* [Supplied material]
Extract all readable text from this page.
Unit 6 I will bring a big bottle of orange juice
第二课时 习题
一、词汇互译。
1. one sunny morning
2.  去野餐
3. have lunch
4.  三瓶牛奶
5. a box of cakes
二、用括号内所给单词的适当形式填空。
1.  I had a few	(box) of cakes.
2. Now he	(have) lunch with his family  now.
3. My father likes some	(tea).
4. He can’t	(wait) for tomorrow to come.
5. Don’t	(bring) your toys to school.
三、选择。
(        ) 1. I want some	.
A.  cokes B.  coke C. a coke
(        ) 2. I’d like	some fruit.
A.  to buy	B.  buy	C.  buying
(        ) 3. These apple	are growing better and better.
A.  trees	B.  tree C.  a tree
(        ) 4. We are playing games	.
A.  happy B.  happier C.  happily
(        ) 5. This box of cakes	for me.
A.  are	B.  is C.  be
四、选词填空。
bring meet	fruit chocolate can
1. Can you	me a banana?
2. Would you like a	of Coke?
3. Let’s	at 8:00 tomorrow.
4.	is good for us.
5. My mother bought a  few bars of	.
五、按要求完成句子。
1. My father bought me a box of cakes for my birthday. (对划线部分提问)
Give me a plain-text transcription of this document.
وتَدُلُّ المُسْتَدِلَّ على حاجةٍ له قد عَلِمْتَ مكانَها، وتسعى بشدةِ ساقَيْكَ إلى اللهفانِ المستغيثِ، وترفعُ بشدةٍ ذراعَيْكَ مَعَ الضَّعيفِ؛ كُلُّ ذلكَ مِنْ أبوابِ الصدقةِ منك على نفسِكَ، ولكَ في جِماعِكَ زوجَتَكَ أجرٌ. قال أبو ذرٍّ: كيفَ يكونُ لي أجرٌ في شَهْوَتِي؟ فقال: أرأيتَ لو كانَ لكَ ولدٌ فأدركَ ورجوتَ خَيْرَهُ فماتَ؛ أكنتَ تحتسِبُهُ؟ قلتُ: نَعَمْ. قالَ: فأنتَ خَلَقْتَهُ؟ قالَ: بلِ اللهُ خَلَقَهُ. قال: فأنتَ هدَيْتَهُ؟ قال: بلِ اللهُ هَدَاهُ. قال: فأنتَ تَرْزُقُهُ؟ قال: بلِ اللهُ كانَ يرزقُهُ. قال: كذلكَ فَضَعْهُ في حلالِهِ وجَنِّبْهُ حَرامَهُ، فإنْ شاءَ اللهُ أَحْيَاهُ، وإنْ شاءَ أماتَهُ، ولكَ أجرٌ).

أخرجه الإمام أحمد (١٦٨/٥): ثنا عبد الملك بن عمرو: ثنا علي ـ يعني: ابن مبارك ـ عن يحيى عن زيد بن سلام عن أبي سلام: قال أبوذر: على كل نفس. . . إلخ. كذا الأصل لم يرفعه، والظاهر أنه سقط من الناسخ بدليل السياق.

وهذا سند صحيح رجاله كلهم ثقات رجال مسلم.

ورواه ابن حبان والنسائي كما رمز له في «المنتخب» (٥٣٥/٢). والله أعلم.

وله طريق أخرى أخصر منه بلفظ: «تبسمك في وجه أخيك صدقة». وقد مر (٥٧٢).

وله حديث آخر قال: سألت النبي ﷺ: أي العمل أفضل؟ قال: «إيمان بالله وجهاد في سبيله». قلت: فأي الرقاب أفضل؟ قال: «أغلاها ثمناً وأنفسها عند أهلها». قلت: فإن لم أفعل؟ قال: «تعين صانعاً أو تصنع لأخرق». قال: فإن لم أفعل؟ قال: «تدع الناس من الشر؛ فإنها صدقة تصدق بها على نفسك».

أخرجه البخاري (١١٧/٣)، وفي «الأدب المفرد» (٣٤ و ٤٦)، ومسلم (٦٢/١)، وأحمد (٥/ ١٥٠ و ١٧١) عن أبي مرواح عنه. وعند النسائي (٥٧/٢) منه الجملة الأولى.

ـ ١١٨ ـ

* [Goal] How many of the lines above hold "some"? Answer with only the number.

* [The reply] 3